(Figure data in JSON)

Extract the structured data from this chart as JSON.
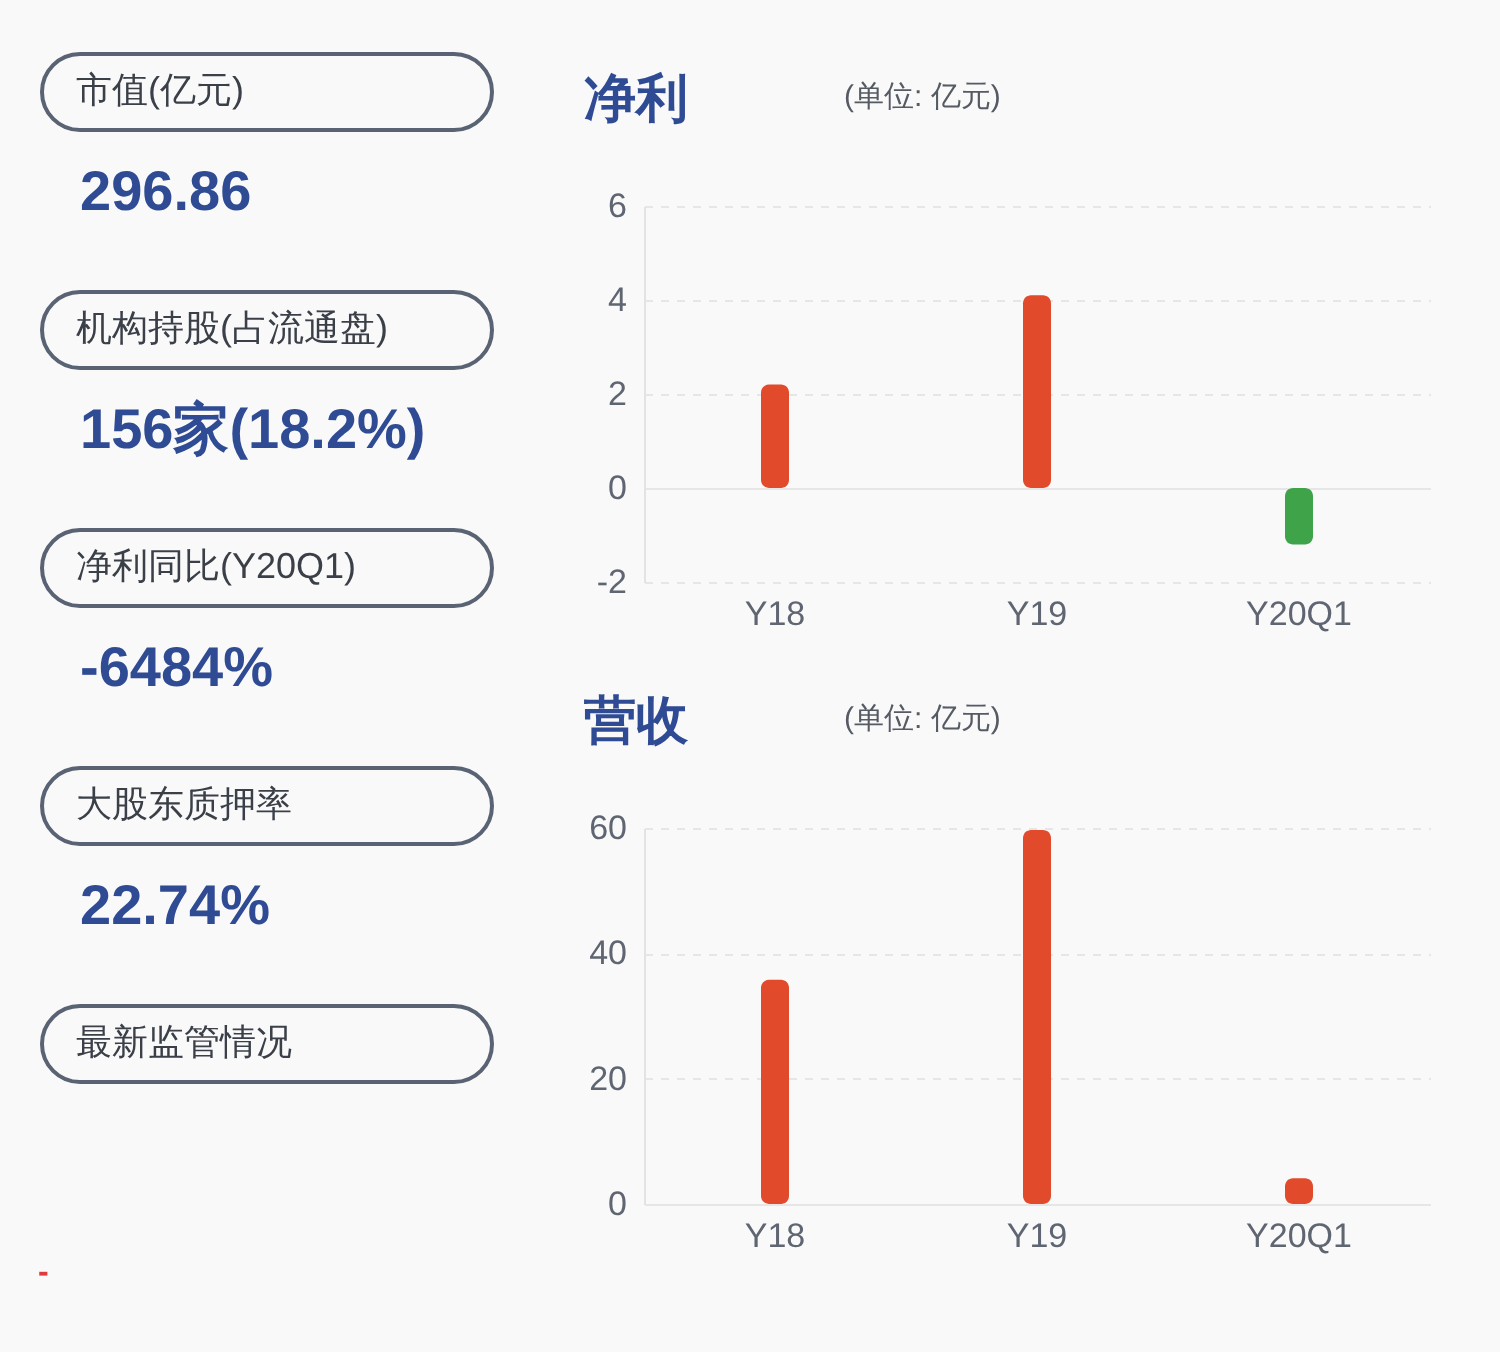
{
  "chart_data": [
    {
      "type": "other",
      "annotations": [
        "市值(亿元)",
        "296.86",
        "机构持股(占流通盘)",
        "156家(18.2%)",
        "净利同比(Y20Q1)",
        "-6484%",
        "大股东质押率",
        "22.74%",
        "最新监管情况",
        "-"
      ]
    },
    {
      "type": "bar",
      "title": "净利",
      "subtitle": "(单位: 亿元)",
      "categories": [
        "Y18",
        "Y19",
        "Y20Q1"
      ],
      "values": [
        2.2,
        4.1,
        -1.2
      ],
      "colors": [
        "#e14a2b",
        "#e14a2b",
        "#3fa34a"
      ],
      "ylim": [
        -2,
        6
      ],
      "yticks": [
        -2,
        0,
        2,
        4,
        6
      ],
      "grid": "y"
    },
    {
      "type": "bar",
      "title": "营收",
      "subtitle": "(单位: 亿元)",
      "categories": [
        "Y18",
        "Y19",
        "Y20Q1"
      ],
      "values": [
        35.8,
        59.7,
        4.1
      ],
      "colors": [
        "#e14a2b",
        "#e14a2b",
        "#e14a2b"
      ],
      "ylim": [
        0,
        60
      ],
      "yticks": [
        0,
        20,
        40,
        60
      ],
      "grid": "y"
    }
  ]
}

Given exercise — Output all of the data exactly as it stands, minus any images.

Solution —
Extract the structured data from this chart as JSON.
{
  "chart_data": [
    {
      "type": "other",
      "annotations": [
        "市值(亿元)",
        "296.86",
        "机构持股(占流通盘)",
        "156家(18.2%)",
        "净利同比(Y20Q1)",
        "-6484%",
        "大股东质押率",
        "22.74%",
        "最新监管情况",
        "-"
      ]
    },
    {
      "type": "bar",
      "title": "净利",
      "subtitle": "(单位: 亿元)",
      "categories": [
        "Y18",
        "Y19",
        "Y20Q1"
      ],
      "values": [
        2.2,
        4.1,
        -1.2
      ],
      "colors": [
        "#e14a2b",
        "#e14a2b",
        "#3fa34a"
      ],
      "ylim": [
        -2,
        6
      ],
      "yticks": [
        -2,
        0,
        2,
        4,
        6
      ],
      "grid": "y"
    },
    {
      "type": "bar",
      "title": "营收",
      "subtitle": "(单位: 亿元)",
      "categories": [
        "Y18",
        "Y19",
        "Y20Q1"
      ],
      "values": [
        35.8,
        59.7,
        4.1
      ],
      "colors": [
        "#e14a2b",
        "#e14a2b",
        "#e14a2b"
      ],
      "ylim": [
        0,
        60
      ],
      "yticks": [
        0,
        20,
        40,
        60
      ],
      "grid": "y"
    }
  ]
}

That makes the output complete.